START DATA FOR THIS TASK
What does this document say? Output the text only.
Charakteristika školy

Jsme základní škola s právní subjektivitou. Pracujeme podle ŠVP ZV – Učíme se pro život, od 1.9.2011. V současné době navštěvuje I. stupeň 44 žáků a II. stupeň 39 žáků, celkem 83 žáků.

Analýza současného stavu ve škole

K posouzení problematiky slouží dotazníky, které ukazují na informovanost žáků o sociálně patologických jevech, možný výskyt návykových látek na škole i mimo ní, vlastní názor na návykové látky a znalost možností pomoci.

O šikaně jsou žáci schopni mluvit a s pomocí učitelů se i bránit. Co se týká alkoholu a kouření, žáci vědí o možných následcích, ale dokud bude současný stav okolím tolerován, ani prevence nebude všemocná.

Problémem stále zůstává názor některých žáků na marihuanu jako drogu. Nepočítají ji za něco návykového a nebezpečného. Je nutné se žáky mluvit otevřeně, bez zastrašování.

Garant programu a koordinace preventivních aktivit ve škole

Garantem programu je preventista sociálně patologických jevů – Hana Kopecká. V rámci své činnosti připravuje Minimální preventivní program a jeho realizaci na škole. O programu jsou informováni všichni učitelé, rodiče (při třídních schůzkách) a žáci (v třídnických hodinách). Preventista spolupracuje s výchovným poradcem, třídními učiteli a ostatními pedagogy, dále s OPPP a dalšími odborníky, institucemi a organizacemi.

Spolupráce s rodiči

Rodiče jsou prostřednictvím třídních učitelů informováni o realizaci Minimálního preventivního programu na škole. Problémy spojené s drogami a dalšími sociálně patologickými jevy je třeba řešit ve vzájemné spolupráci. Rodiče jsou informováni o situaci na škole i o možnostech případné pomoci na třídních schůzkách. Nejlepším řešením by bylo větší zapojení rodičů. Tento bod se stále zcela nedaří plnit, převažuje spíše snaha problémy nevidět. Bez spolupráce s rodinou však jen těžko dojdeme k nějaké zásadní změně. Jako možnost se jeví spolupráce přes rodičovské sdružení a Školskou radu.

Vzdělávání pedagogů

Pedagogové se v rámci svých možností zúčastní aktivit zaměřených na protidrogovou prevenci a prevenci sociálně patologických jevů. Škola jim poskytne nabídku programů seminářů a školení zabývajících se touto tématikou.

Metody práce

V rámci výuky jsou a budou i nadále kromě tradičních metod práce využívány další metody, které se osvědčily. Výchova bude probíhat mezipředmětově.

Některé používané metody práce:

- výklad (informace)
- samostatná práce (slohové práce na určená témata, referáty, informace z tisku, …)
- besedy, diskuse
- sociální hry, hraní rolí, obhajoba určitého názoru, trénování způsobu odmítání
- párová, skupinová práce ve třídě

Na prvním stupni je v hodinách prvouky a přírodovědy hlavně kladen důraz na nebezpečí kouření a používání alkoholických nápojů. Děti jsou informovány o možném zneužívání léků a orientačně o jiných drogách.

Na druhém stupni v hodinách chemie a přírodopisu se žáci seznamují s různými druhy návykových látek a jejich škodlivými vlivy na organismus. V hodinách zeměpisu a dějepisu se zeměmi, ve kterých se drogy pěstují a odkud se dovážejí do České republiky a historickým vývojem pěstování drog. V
END DATA FOR THIS TASK
→ THE PROBLEM
Copy every line of the listing that contains the word "kouření".

→ WRITTEN REPLY
O šikaně jsou žáci schopni mluvit a s pomocí učitelů se i bránit. Co se týká alkoholu a kouření, žáci vědí o možných následcích, ale dokud bude současný stav okolím tolerován, ani prevence nebude všemocná.
Na prvním stupni je v hodinách prvouky a přírodovědy hlavně kladen důraz na nebezpečí kouření a používání alkoholických nápojů. Děti jsou informovány o možném zneužívání léků a orientačně o jiných drogách.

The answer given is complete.